— Start RECORDS PROVIDED —

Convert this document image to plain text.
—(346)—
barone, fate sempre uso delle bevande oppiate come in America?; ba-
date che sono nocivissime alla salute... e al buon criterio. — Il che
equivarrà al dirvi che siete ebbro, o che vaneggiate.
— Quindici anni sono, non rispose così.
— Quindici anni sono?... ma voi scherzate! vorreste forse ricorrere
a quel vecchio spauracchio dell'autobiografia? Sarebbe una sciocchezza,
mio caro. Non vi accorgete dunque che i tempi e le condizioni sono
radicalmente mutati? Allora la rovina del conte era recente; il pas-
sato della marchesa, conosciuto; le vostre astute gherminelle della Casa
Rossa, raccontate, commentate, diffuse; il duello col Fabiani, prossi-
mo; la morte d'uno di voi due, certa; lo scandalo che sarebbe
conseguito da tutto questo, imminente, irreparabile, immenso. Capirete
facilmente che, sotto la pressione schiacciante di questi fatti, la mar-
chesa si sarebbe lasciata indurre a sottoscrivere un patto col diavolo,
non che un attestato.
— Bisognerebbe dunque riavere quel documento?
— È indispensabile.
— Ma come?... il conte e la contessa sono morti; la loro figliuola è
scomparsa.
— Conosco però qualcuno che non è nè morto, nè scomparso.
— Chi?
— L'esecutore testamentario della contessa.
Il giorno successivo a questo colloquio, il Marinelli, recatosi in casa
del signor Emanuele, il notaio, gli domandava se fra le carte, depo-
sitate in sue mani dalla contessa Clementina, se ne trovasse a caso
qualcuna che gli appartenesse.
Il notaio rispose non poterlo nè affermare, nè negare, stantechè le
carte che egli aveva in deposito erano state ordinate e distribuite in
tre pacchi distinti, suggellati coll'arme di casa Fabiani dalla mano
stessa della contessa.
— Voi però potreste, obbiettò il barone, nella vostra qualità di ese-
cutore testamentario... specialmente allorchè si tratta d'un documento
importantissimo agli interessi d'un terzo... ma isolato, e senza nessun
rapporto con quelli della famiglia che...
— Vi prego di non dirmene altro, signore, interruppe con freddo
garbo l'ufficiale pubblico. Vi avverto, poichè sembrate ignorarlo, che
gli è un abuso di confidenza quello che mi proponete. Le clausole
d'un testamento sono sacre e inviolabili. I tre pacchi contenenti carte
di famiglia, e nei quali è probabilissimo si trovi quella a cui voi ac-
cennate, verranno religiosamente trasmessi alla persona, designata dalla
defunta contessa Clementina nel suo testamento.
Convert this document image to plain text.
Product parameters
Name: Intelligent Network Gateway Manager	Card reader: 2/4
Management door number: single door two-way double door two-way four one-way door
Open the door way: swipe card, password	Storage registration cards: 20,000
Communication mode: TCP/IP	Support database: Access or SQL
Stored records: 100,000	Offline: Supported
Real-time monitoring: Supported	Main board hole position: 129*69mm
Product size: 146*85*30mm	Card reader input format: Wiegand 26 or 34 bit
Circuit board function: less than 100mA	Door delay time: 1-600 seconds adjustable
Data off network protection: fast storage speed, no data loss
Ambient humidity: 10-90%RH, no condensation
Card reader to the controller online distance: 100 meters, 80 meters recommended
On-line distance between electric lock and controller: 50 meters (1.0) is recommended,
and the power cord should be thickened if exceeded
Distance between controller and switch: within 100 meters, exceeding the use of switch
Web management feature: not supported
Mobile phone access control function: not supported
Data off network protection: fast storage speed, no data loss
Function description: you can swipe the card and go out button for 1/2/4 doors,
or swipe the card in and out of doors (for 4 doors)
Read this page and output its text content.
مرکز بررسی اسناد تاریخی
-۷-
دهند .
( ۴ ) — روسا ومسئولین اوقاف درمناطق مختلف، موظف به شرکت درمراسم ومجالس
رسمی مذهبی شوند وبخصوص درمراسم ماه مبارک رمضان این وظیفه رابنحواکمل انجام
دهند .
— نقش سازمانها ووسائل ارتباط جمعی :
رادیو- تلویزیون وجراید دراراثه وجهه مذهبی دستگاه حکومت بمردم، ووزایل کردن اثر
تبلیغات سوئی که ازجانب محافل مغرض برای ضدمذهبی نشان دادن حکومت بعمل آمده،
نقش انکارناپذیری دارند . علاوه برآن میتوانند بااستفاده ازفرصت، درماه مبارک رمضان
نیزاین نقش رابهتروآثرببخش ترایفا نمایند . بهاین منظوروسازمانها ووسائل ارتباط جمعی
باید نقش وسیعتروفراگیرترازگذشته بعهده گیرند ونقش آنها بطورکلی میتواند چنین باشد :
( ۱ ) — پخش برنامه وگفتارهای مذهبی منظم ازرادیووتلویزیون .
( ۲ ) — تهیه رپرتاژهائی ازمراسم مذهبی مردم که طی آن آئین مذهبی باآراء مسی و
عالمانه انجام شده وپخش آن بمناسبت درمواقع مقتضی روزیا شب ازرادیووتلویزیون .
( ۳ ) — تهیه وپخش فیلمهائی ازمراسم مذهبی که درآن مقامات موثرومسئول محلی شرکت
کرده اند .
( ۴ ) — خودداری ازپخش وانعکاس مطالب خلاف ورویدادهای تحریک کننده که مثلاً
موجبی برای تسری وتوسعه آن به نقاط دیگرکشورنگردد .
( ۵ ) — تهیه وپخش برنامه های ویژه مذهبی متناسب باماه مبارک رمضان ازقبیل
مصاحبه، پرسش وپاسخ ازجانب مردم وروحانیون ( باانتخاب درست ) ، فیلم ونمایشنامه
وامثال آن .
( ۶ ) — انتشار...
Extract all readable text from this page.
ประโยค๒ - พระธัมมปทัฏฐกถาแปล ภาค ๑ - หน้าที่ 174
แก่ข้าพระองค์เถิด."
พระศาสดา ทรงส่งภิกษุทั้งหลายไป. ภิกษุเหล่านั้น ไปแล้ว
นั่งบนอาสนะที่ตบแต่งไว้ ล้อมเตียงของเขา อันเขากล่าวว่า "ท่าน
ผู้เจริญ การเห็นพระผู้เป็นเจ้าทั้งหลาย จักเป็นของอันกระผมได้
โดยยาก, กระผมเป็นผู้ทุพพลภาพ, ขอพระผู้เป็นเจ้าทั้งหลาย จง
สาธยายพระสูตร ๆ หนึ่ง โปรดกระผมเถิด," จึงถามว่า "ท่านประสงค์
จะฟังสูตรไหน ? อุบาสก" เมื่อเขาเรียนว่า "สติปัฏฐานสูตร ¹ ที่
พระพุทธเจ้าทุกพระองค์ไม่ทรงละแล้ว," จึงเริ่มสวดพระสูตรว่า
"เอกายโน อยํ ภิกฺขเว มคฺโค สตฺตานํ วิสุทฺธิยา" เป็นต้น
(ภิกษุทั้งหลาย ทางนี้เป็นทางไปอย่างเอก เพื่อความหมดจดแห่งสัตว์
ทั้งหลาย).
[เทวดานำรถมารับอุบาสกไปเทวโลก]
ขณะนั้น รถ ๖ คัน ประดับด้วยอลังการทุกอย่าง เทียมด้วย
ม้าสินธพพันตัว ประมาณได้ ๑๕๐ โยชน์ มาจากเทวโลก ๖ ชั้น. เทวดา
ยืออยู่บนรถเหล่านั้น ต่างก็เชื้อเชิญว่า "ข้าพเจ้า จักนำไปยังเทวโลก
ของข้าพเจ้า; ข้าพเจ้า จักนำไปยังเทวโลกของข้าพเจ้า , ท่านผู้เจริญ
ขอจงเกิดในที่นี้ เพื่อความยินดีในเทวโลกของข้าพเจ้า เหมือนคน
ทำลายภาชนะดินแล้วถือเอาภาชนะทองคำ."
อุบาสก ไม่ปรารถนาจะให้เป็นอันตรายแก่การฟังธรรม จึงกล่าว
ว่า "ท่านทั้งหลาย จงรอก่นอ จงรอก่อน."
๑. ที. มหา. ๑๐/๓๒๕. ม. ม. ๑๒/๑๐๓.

— End RECORDS PROVIDED —

STATED GOAL:
Which lines of the data above contain "notaio"? Copy each one.

PROBLEM SOLUTION:
del signor Emanuele, il notaio, gli domandava se fra le carte, depo-
Il notaio rispose non poterlo nè affermare, nè negare, stantechè le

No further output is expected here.